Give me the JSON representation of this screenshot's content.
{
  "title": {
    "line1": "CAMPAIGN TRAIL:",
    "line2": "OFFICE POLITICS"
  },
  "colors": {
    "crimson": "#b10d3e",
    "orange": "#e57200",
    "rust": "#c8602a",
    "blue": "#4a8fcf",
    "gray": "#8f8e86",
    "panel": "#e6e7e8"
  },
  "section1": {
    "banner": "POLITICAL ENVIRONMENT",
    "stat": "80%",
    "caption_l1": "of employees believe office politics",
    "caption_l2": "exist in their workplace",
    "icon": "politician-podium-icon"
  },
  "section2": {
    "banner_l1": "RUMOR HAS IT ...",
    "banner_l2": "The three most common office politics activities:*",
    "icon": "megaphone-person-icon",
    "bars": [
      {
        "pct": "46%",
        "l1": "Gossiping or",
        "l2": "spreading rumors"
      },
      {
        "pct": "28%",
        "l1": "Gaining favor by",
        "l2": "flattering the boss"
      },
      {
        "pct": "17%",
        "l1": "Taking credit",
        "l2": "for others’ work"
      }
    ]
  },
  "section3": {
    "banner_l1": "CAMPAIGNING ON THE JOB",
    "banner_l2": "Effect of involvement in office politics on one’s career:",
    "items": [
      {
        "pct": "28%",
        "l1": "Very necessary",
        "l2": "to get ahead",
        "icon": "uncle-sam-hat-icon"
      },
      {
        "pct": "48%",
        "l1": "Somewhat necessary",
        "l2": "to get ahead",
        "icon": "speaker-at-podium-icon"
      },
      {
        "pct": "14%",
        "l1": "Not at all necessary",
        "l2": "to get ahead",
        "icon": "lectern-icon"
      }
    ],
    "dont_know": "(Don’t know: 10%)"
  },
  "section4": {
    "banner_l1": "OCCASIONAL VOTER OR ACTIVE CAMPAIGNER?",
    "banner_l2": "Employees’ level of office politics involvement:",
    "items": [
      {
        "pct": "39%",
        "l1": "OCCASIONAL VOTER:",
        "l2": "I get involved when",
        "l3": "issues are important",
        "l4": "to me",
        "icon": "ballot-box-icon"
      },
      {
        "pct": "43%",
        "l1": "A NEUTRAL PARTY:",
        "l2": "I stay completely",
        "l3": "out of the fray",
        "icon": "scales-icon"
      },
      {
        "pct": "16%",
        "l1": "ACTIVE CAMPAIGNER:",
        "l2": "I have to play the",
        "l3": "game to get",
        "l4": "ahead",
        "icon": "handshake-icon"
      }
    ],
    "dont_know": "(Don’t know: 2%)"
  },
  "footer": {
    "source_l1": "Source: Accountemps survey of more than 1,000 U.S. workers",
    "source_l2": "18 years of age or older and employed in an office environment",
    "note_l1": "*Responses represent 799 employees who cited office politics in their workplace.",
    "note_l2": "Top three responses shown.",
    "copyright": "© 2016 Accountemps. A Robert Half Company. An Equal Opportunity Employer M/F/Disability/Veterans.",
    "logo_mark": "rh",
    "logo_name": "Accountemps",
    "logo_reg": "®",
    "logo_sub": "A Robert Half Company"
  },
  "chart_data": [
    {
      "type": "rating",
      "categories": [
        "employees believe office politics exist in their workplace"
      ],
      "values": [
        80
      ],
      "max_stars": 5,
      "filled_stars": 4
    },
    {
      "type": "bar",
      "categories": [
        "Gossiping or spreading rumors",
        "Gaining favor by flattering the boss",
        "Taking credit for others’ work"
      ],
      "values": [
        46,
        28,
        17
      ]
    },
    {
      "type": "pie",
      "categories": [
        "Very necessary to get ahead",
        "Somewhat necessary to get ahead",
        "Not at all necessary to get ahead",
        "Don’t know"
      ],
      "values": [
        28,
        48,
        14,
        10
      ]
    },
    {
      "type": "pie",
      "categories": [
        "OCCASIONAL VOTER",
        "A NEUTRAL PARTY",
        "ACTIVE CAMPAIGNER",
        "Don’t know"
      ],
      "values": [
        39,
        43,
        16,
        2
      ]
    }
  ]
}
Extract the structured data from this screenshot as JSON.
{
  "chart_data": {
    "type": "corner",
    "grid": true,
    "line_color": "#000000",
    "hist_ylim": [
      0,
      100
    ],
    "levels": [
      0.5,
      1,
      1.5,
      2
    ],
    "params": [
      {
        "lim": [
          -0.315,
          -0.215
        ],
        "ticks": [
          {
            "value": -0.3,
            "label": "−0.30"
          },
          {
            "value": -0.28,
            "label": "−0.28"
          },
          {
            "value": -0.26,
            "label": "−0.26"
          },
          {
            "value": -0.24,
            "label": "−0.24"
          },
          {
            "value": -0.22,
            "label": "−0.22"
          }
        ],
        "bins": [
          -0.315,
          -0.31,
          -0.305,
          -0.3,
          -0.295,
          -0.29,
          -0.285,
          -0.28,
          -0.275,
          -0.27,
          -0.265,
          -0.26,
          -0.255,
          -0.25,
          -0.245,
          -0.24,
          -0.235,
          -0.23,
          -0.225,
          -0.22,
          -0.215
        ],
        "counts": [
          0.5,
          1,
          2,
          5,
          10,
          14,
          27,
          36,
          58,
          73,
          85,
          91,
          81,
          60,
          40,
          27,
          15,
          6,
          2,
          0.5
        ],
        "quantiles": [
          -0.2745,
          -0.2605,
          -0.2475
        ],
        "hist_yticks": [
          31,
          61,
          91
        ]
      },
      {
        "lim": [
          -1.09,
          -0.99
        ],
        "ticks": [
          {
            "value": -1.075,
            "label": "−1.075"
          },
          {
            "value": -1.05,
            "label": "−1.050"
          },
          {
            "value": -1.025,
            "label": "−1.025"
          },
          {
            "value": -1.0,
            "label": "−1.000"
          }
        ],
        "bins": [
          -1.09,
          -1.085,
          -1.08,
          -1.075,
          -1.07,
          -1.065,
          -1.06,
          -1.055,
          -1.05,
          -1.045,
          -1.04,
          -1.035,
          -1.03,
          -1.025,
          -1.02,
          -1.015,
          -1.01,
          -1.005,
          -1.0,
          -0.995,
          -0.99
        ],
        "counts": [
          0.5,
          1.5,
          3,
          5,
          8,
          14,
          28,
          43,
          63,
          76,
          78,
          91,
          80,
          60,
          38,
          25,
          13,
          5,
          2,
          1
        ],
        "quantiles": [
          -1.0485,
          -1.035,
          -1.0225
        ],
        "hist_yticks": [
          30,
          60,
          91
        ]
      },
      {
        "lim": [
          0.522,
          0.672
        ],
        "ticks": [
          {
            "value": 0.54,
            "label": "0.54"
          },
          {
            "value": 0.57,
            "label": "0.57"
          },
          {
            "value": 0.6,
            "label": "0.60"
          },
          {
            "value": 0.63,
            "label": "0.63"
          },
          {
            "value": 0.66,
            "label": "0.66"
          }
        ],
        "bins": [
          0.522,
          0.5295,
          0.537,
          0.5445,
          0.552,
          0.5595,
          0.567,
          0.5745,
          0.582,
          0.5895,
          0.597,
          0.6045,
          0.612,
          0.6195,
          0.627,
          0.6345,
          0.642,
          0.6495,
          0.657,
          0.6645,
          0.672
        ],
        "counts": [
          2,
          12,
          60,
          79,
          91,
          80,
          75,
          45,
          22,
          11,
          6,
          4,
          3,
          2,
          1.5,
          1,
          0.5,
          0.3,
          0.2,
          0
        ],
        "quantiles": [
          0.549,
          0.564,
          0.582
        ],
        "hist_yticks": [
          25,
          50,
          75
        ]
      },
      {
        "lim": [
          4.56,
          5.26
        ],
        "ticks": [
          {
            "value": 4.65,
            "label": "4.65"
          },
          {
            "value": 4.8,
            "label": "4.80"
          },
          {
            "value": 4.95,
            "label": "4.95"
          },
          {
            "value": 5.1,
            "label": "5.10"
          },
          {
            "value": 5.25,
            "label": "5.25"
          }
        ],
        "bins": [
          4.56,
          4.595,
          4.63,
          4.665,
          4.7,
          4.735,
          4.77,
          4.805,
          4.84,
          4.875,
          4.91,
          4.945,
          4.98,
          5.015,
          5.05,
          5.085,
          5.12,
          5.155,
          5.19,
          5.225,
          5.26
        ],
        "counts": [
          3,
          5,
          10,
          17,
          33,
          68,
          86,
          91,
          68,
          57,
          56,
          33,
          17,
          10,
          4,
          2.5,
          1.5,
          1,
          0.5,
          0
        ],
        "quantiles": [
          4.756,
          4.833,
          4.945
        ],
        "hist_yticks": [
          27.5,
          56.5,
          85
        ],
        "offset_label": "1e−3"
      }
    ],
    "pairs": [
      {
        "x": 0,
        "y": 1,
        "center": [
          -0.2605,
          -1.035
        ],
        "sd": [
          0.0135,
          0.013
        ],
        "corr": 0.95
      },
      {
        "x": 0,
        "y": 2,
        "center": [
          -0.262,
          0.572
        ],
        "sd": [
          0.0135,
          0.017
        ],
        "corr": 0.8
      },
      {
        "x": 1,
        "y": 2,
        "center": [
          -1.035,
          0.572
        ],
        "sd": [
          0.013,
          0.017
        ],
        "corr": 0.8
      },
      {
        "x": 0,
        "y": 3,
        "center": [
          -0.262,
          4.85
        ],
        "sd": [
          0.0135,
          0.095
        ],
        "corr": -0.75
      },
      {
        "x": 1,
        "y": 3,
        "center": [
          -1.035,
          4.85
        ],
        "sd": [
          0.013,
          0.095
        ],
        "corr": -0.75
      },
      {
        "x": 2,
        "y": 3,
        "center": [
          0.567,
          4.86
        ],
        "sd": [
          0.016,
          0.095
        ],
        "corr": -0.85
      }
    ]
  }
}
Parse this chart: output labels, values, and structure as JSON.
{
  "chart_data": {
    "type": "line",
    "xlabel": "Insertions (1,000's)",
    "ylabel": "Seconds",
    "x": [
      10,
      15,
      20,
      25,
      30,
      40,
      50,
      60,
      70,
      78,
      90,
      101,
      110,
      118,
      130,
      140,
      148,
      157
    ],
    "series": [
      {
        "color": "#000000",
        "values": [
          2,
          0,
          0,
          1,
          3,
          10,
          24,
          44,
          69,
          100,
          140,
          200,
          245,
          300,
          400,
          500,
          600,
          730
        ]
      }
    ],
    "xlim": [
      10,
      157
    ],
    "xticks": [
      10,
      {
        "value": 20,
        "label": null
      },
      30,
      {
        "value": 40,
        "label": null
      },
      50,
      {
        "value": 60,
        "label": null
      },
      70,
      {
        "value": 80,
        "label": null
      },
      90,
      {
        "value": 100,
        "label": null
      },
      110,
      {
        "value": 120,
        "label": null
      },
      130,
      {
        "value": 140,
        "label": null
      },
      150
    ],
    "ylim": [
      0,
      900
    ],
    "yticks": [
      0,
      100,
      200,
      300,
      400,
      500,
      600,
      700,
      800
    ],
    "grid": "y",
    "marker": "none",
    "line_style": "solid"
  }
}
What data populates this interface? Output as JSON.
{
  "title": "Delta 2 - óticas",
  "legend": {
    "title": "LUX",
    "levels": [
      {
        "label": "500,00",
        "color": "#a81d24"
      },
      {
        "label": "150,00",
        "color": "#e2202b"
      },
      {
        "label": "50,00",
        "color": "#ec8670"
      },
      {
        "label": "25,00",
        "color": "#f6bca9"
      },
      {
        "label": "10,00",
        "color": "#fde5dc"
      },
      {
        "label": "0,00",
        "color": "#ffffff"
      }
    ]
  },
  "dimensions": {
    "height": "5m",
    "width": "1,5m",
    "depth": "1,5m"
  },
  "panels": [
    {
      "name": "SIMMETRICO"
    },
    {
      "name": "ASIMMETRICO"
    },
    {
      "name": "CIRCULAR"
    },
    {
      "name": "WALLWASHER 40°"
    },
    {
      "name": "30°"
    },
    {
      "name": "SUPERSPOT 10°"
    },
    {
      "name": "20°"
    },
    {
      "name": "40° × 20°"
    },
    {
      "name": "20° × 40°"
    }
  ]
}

[Aim of the task]
Each line from the one containing "What data populates" to the final line of the entries above must be returned exactly, and no other line may appear.

[Output of the exercise]
What data populates this interface? Output as JSON.
{
  "title": "Delta 2 - óticas",
  "legend": {
    "title": "LUX",
    "levels": [
      {
        "label": "500,00",
        "color": "#a81d24"
      },
      {
        "label": "150,00",
        "color": "#e2202b"
      },
      {
        "label": "50,00",
        "color": "#ec8670"
      },
      {
        "label": "25,00",
        "color": "#f6bca9"
      },
      {
        "label": "10,00",
        "color": "#fde5dc"
      },
      {
        "label": "0,00",
        "color": "#ffffff"
      }
    ]
  },
  "dimensions": {
    "height": "5m",
    "width": "1,5m",
    "depth": "1,5m"
  },
  "panels": [
    {
      "name": "SIMMETRICO"
    },
    {
      "name": "ASIMMETRICO"
    },
    {
      "name": "CIRCULAR"
    },
    {
      "name": "WALLWASHER 40°"
    },
    {
      "name": "30°"
    },
    {
      "name": "SUPERSPOT 10°"
    },
    {
      "name": "20°"
    },
    {
      "name": "40° × 20°"
    },
    {
      "name": "20° × 40°"
    }
  ]
}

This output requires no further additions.